Scan the records for the word "Spieler". Copy each line that includes it.

════════

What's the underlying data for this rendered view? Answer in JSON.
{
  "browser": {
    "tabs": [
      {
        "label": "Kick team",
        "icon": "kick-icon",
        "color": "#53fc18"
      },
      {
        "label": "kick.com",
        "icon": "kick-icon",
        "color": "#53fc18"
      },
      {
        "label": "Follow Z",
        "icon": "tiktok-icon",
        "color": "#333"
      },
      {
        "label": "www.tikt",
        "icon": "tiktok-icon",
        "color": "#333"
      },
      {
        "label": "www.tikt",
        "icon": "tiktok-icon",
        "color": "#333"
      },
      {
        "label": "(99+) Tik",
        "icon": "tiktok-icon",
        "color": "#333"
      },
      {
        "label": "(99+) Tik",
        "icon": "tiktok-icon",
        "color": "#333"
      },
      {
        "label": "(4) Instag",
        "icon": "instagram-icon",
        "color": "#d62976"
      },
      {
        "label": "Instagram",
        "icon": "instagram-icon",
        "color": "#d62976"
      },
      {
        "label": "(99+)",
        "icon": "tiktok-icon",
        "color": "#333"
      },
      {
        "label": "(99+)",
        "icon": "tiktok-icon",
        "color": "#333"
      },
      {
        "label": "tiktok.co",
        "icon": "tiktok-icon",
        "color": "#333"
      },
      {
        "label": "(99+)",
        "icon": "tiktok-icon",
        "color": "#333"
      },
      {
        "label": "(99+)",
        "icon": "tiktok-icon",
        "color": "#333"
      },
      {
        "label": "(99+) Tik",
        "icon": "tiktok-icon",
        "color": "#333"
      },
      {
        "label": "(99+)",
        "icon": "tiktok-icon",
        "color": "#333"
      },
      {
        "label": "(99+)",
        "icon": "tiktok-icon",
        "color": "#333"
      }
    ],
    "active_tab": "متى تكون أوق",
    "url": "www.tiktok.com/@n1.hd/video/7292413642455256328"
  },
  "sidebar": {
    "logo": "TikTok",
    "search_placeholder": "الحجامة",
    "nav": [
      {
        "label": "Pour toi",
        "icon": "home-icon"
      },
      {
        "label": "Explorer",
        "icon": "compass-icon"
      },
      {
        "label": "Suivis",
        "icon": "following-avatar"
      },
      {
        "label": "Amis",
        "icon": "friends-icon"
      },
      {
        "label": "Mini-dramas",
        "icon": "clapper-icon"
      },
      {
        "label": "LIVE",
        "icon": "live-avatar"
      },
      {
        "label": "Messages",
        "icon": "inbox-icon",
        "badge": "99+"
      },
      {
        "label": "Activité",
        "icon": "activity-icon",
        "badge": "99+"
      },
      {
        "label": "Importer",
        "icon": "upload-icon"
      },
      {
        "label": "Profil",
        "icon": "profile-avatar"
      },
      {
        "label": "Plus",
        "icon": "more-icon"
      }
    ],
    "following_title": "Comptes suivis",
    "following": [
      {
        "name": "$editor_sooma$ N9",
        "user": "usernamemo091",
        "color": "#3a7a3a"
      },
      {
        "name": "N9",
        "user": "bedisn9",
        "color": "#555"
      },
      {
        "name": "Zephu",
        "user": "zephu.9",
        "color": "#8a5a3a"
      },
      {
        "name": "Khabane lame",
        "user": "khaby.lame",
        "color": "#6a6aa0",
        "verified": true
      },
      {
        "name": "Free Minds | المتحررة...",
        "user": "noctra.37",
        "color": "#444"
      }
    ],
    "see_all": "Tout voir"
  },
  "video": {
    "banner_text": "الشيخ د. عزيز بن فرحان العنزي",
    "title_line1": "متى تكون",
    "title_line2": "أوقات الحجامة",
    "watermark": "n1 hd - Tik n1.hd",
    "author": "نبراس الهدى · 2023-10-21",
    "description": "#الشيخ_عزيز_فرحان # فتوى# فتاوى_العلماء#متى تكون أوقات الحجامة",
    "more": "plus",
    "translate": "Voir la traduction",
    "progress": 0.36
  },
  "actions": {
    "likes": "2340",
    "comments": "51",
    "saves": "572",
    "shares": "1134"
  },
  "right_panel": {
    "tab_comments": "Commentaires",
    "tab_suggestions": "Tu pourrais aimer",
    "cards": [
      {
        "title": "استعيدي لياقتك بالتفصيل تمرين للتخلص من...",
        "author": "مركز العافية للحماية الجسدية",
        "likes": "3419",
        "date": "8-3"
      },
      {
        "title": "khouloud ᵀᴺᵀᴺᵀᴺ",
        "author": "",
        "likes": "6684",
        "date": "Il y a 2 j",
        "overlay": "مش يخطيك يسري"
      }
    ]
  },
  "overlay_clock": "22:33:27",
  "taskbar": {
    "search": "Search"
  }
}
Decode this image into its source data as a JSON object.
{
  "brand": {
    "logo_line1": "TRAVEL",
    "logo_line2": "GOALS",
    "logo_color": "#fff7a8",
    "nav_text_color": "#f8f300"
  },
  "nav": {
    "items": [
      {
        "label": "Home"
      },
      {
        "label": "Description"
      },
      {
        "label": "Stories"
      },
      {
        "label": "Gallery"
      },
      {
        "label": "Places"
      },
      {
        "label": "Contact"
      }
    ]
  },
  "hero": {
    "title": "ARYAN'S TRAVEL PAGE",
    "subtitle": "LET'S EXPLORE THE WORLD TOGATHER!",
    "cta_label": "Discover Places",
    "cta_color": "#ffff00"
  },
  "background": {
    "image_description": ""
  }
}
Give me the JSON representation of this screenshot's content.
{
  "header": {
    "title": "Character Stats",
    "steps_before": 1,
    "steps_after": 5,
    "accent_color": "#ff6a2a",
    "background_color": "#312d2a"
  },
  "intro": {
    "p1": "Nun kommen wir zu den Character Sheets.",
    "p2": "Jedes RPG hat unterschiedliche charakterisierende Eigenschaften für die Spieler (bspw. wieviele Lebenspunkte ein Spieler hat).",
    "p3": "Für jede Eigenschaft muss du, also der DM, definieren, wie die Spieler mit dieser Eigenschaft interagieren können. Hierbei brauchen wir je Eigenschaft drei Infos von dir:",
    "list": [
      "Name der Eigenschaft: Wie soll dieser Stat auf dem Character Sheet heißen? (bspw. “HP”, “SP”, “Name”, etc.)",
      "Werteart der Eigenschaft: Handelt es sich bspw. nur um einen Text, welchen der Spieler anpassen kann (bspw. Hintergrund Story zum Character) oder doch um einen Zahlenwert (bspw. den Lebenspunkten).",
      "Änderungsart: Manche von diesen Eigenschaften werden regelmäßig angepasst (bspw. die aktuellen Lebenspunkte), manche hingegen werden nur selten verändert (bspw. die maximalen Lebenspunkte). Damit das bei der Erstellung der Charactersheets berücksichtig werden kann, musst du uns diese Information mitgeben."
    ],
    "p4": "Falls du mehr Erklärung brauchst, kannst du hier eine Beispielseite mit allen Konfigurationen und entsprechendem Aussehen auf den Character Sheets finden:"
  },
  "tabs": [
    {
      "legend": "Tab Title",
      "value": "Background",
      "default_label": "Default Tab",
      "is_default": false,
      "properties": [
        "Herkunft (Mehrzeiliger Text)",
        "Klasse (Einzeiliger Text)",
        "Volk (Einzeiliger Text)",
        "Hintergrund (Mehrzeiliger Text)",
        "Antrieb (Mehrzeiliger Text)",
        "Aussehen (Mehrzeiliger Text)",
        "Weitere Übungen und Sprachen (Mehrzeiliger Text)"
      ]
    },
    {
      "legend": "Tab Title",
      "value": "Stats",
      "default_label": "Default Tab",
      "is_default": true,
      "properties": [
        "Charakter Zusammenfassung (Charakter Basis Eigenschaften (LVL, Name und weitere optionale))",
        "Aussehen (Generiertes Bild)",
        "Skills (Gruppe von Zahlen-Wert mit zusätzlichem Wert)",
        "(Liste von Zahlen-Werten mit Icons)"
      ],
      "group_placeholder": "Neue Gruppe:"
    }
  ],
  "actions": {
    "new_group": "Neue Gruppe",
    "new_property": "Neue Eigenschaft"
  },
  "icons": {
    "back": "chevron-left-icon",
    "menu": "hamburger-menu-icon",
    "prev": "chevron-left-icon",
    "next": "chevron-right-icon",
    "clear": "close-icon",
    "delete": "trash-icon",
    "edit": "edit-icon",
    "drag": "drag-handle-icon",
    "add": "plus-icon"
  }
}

════════

Task answer:
    "p2": "Jedes RPG hat unterschiedliche charakterisierende Eigenschaften für die Spieler (bspw. wieviele Lebenspunkte ein Spieler hat).",
    "p3": "Für jede Eigenschaft muss du, also der DM, definieren, wie die Spieler mit dieser Eigenschaft interagieren können. Hierbei brauchen wir je Eigenschaft drei Infos von dir:",
      "Werteart der Eigenschaft: Handelt es sich bspw. nur um einen Text, welchen der Spieler anpassen kann (bspw. Hintergrund Story zum Character) oder doch um einen Zahlenwert (bspw. den Lebenspunkten).",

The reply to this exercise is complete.